- **Stated exercise**:
Repeat all of the data precisely.

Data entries
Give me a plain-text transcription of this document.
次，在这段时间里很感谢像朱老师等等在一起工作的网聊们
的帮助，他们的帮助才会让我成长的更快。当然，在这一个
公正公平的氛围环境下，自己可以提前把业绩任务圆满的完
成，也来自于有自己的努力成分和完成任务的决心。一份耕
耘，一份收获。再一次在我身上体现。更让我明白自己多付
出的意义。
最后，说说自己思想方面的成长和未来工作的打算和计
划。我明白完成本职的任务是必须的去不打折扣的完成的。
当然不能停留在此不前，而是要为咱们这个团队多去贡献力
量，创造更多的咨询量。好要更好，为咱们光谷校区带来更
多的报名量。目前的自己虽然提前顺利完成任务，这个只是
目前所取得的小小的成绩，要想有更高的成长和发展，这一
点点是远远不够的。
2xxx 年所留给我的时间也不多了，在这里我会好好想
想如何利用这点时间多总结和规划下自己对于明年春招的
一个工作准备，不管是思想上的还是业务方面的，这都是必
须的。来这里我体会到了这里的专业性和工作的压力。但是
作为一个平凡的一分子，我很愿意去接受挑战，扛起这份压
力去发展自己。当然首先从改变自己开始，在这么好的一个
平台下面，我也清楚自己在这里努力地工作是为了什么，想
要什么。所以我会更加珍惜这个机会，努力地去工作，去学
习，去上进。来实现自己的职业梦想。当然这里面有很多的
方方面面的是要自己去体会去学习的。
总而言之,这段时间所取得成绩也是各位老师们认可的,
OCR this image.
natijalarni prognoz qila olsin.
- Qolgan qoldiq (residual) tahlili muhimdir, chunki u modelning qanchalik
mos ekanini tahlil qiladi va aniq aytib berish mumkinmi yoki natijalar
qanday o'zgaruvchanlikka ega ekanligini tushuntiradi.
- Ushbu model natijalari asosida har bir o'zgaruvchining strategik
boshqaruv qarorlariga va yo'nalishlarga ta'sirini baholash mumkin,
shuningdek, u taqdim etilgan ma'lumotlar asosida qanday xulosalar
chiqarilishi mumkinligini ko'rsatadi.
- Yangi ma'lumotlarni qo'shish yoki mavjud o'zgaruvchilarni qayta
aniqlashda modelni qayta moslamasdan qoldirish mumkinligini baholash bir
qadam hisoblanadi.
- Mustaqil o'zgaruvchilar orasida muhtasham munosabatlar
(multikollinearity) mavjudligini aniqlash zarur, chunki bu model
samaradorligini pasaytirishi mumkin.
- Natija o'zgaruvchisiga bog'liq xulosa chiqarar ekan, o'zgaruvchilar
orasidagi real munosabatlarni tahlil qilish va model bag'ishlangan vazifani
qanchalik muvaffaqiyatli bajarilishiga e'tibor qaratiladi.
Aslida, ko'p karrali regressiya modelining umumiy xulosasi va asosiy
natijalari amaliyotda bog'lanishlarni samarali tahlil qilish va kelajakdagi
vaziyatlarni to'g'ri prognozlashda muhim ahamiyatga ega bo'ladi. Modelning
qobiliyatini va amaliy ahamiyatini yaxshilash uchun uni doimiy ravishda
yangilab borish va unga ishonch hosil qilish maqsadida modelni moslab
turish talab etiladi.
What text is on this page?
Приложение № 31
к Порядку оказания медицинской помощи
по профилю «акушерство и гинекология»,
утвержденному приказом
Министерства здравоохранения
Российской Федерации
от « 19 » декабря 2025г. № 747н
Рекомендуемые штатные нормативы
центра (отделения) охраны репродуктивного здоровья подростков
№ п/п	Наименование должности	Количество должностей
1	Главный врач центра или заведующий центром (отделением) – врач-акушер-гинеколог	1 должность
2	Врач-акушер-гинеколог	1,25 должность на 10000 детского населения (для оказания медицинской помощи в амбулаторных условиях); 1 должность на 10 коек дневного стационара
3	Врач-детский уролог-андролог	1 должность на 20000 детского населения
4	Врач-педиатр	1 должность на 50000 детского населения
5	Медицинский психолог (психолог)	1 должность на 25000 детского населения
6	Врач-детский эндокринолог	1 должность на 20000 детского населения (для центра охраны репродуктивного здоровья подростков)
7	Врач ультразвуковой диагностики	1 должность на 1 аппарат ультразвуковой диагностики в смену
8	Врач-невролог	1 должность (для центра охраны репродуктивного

- **Response to this exercise**:
Give me a plain-text transcription of this document.
次，在这段时间里很感谢像朱老师等等在一起工作的网聊们
的帮助，他们的帮助才会让我成长的更快。当然，在这一个
公正公平的氛围环境下，自己可以提前把业绩任务圆满的完
成，也来自于有自己的努力成分和完成任务的决心。一份耕
耘，一份收获。再一次在我身上体现。更让我明白自己多付
出的意义。
最后，说说自己思想方面的成长和未来工作的打算和计
划。我明白完成本职的任务是必须的去不打折扣的完成的。
当然不能停留在此不前，而是要为咱们这个团队多去贡献力
量，创造更多的咨询量。好要更好，为咱们光谷校区带来更
多的报名量。目前的自己虽然提前顺利完成任务，这个只是
目前所取得的小小的成绩，要想有更高的成长和发展，这一
点点是远远不够的。
2xxx 年所留给我的时间也不多了，在这里我会好好想
想如何利用这点时间多总结和规划下自己对于明年春招的
一个工作准备，不管是思想上的还是业务方面的，这都是必
须的。来这里我体会到了这里的专业性和工作的压力。但是
作为一个平凡的一分子，我很愿意去接受挑战，扛起这份压
力去发展自己。当然首先从改变自己开始，在这么好的一个
平台下面，我也清楚自己在这里努力地工作是为了什么，想
要什么。所以我会更加珍惜这个机会，努力地去工作，去学
习，去上进。来实现自己的职业梦想。当然这里面有很多的
方方面面的是要自己去体会去学习的。
总而言之,这段时间所取得成绩也是各位老师们认可的,
OCR this image.
natijalarni prognoz qila olsin.
- Qolgan qoldiq (residual) tahlili muhimdir, chunki u modelning qanchalik
mos ekanini tahlil qiladi va aniq aytib berish mumkinmi yoki natijalar
qanday o'zgaruvchanlikka ega ekanligini tushuntiradi.
- Ushbu model natijalari asosida har bir o'zgaruvchining strategik
boshqaruv qarorlariga va yo'nalishlarga ta'sirini baholash mumkin,
shuningdek, u taqdim etilgan ma'lumotlar asosida qanday xulosalar
chiqarilishi mumkinligini ko'rsatadi.
- Yangi ma'lumotlarni qo'shish yoki mavjud o'zgaruvchilarni qayta
aniqlashda modelni qayta moslamasdan qoldirish mumkinligini baholash bir
qadam hisoblanadi.
- Mustaqil o'zgaruvchilar orasida muhtasham munosabatlar
(multikollinearity) mavjudligini aniqlash zarur, chunki bu model
samaradorligini pasaytirishi mumkin.
- Natija o'zgaruvchisiga bog'liq xulosa chiqarar ekan, o'zgaruvchilar
orasidagi real munosabatlarni tahlil qilish va model bag'ishlangan vazifani
qanchalik muvaffaqiyatli bajarilishiga e'tibor qaratiladi.
Aslida, ko'p karrali regressiya modelining umumiy xulosasi va asosiy
natijalari amaliyotda bog'lanishlarni samarali tahlil qilish va kelajakdagi
vaziyatlarni to'g'ri prognozlashda muhim ahamiyatga ega bo'ladi. Modelning
qobiliyatini va amaliy ahamiyatini yaxshilash uchun uni doimiy ravishda
yangilab borish va unga ishonch hosil qilish maqsadida modelni moslab
turish talab etiladi.
What text is on this page?
Приложение № 31
к Порядку оказания медицинской помощи
по профилю «акушерство и гинекология»,
утвержденному приказом
Министерства здравоохранения
Российской Федерации
от « 19 » декабря 2025г. № 747н
Рекомендуемые штатные нормативы
центра (отделения) охраны репродуктивного здоровья подростков
№ п/п	Наименование должности	Количество должностей
1	Главный врач центра или заведующий центром (отделением) – врач-акушер-гинеколог	1 должность
2	Врач-акушер-гинеколог	1,25 должность на 10000 детского населения (для оказания медицинской помощи в амбулаторных условиях); 1 должность на 10 коек дневного стационара
3	Врач-детский уролог-андролог	1 должность на 20000 детского населения
4	Врач-педиатр	1 должность на 50000 детского населения
5	Медицинский психолог (психолог)	1 должность на 25000 детского населения
6	Врач-детский эндокринолог	1 должность на 20000 детского населения (для центра охраны репродуктивного здоровья подростков)
7	Врач ультразвуковой диагностики	1 должность на 1 аппарат ультразвуковой диагностики в смену
8	Врач-невролог	1 должность (для центра охраны репродуктивного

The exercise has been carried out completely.